▶ **取り組む課題**
抜粋本文にある一文「日曜日は、体の不自由な老母を連れて、宮城県南部・亘理町のリンゴ農家を訪ねた。」を英語に訳しなさい。

▶ **抜粋本文**
>>>>>

燃えた「こけし」

 日曜日は、体の不自由な老母を連れて、宮城県南部・亘理町のリンゴ農家を訪ねた。温暖な宮城県の湘南、イチゴの産地として名高い亘理(わたり)町には、意外にも少なからぬリンゴ農園がある。京都府出身で、関西暮らしの長い母親は、お歳暮としてそこから北国の果物リンゴを親戚・知人に送るのを常としている。そこで、毎年12月半ばに私が母を連れて行くのである。もちろん、実際には行かず、電話やFAXで注文し、お金を振り込むというやり方でも用は足りるのだが、自宅用のリンゴの入手、中でも大量にタダでもらえるジャム用リンゴは、実際に行かないことには入手できない(→参考記事)。行きつけの農家とのコミュニケーションも大切だ。

<<<<<

▶ **提供データ**
>>>>>

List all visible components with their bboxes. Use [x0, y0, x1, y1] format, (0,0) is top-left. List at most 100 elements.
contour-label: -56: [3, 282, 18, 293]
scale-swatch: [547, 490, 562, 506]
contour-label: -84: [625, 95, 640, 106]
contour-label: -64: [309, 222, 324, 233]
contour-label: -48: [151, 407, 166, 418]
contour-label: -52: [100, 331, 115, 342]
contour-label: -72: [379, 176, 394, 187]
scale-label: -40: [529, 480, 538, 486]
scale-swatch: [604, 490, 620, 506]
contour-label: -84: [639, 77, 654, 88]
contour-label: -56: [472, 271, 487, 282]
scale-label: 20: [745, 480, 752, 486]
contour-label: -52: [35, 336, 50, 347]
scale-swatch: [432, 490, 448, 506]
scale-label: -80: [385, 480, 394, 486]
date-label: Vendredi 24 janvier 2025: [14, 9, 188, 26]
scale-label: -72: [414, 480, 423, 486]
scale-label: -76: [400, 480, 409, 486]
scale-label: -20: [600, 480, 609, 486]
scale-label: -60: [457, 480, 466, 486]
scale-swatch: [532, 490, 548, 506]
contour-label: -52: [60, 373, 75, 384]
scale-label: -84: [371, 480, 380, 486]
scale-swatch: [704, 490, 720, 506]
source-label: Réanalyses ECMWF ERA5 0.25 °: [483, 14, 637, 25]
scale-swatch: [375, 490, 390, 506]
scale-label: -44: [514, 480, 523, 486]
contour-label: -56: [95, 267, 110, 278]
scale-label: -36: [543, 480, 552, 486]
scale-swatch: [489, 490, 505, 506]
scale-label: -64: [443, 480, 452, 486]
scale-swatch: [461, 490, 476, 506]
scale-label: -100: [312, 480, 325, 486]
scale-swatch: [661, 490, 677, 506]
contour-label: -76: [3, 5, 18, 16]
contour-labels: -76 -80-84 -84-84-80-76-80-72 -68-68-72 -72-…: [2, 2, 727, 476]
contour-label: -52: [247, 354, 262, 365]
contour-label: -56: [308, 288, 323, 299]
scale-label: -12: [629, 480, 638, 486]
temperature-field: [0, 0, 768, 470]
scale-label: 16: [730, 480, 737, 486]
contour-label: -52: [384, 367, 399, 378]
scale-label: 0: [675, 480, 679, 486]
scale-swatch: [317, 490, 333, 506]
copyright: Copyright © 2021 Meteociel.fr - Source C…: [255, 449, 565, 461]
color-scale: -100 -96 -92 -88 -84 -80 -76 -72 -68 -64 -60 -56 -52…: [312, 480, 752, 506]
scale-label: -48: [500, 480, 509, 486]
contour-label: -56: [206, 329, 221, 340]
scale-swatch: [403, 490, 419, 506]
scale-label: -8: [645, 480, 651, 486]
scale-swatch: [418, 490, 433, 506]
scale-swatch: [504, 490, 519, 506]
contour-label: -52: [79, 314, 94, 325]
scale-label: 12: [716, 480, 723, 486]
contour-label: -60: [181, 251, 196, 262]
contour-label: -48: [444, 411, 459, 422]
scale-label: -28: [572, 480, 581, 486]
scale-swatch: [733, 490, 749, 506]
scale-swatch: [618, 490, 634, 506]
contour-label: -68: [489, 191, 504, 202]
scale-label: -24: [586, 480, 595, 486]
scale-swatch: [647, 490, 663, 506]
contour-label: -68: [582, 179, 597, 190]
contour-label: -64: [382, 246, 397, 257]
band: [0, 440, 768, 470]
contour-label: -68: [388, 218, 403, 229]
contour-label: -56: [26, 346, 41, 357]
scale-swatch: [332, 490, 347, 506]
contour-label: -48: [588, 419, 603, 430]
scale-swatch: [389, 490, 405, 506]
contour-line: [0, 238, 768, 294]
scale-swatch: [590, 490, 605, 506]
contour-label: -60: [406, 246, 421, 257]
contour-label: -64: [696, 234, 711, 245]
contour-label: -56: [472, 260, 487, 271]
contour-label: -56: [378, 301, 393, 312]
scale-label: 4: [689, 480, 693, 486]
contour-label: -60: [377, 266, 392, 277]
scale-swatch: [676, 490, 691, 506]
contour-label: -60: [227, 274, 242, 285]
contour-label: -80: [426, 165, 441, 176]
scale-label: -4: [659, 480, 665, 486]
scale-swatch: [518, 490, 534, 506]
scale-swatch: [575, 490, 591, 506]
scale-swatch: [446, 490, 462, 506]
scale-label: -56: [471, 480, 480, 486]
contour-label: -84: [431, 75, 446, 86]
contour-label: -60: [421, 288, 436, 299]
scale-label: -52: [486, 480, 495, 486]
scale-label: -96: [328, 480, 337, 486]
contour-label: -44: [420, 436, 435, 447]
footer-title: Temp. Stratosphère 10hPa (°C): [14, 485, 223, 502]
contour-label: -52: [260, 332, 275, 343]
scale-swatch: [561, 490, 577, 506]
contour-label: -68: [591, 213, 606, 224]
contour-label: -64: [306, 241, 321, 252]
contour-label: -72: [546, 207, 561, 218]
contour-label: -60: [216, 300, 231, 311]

<<<<<

▶ **解答欄**
On Sunday, I took my elderly mother, who has a physical disability, to visit an apple grower in the town of Watari in southern Miyagi Prefecture.